WHAT THE TASK ASKS:
Would you transcribe the whole listing exactly, minus its pictures?

=== RECORDS ===

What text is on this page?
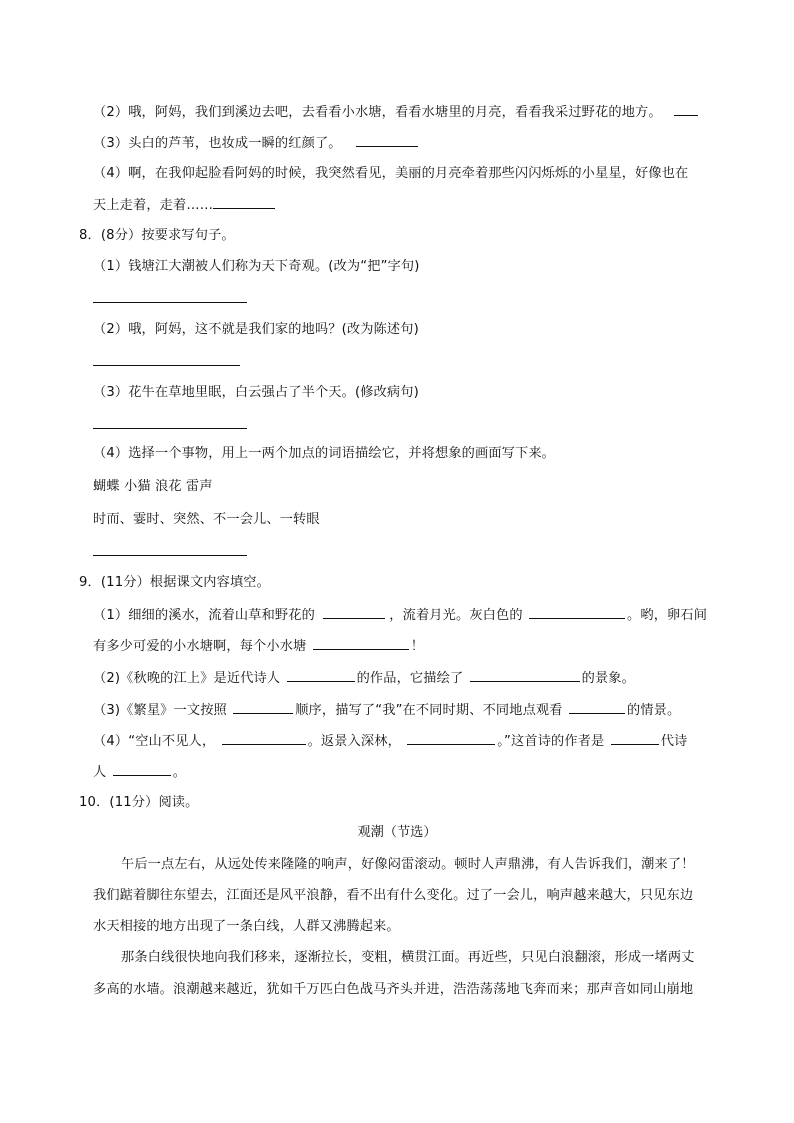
（2）哦，阿妈，我们到溪边去吧，去看看小水塘，看看水塘里的月亮，看看我采过野花的地方。
（3）头白的芦苇，也妆成一瞬的红颜了。
（4）啊，在我仰起脸看阿妈的时候，我突然看见，美丽的月亮牵着那些闪闪烁烁的小星星，好像也在
天上走着，走着……
8．(8分）按要求写句子。
（1）钱塘江大潮被人们称为天下奇观。(改为“把”字句)
（2）哦，阿妈，这不就是我们家的地吗？(改为陈述句)
（3）花牛在草地里眠，白云强占了半个天。(修改病句)
（4）选择一个事物，用上一两个加点的词语描绘它，并将想象的画面写下来。
蝴蝶 小猫 浪花 雷声
时而、霎时、突然、不一会儿、一转眼
9．(11分）根据课文内容填空。
（1）细细的溪水，流着山草和野花的	，流着月光。灰白色的	。哟，卵石间
有多少可爱的小水塘啊，每个小水塘	！
（2)《秋晚的江上》是近代诗人	的作品，它描绘了	的景象。
（3)《繁星》一文按照	顺序，描写了“我”在不同时期、不同地点观看	的情景。
（4）“空山不见人，	。返景入深林，	。”这首诗的作者是	代诗
人	。
10．(11分）阅读。
观潮（节选）
午后一点左右，从远处传来隆隆的响声，好像闷雷滚动。顿时人声鼎沸，有人告诉我们，潮来了！
我们踮着脚往东望去，江面还是风平浪静，看不出有什么变化。过了一会儿，响声越来越大，只见东边
水天相接的地方出现了一条白线，人群又沸腾起来。
那条白线很快地向我们移来，逐渐拉长，变粗，横贯江面。再近些，只见白浪翻滚，形成一堵两丈
多高的水墙。浪潮越来越近，犹如千万匹白色战马齐头并进，浩浩荡荡地飞奔而来；那声音如同山崩地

===

RESPONSE FOR THIS EXERCISE:
What text is on this page?
（2）哦，阿妈，我们到溪边去吧，去看看小水塘，看看水塘里的月亮，看看我采过野花的地方。
（3）头白的芦苇，也妆成一瞬的红颜了。
（4）啊，在我仰起脸看阿妈的时候，我突然看见，美丽的月亮牵着那些闪闪烁烁的小星星，好像也在
天上走着，走着……
8．(8分）按要求写句子。
（1）钱塘江大潮被人们称为天下奇观。(改为“把”字句)
（2）哦，阿妈，这不就是我们家的地吗？(改为陈述句)
（3）花牛在草地里眠，白云强占了半个天。(修改病句)
（4）选择一个事物，用上一两个加点的词语描绘它，并将想象的画面写下来。
蝴蝶 小猫 浪花 雷声
时而、霎时、突然、不一会儿、一转眼
9．(11分）根据课文内容填空。
（1）细细的溪水，流着山草和野花的	，流着月光。灰白色的	。哟，卵石间
有多少可爱的小水塘啊，每个小水塘	！
（2)《秋晚的江上》是近代诗人	的作品，它描绘了	的景象。
（3)《繁星》一文按照	顺序，描写了“我”在不同时期、不同地点观看	的情景。
（4）“空山不见人，	。返景入深林，	。”这首诗的作者是	代诗
人	。
10．(11分）阅读。
观潮（节选）
午后一点左右，从远处传来隆隆的响声，好像闷雷滚动。顿时人声鼎沸，有人告诉我们，潮来了！
我们踮着脚往东望去，江面还是风平浪静，看不出有什么变化。过了一会儿，响声越来越大，只见东边
水天相接的地方出现了一条白线，人群又沸腾起来。
那条白线很快地向我们移来，逐渐拉长，变粗，横贯江面。再近些，只见白浪翻滚，形成一堵两丈
多高的水墙。浪潮越来越近，犹如千万匹白色战马齐头并进，浩浩荡荡地飞奔而来；那声音如同山崩地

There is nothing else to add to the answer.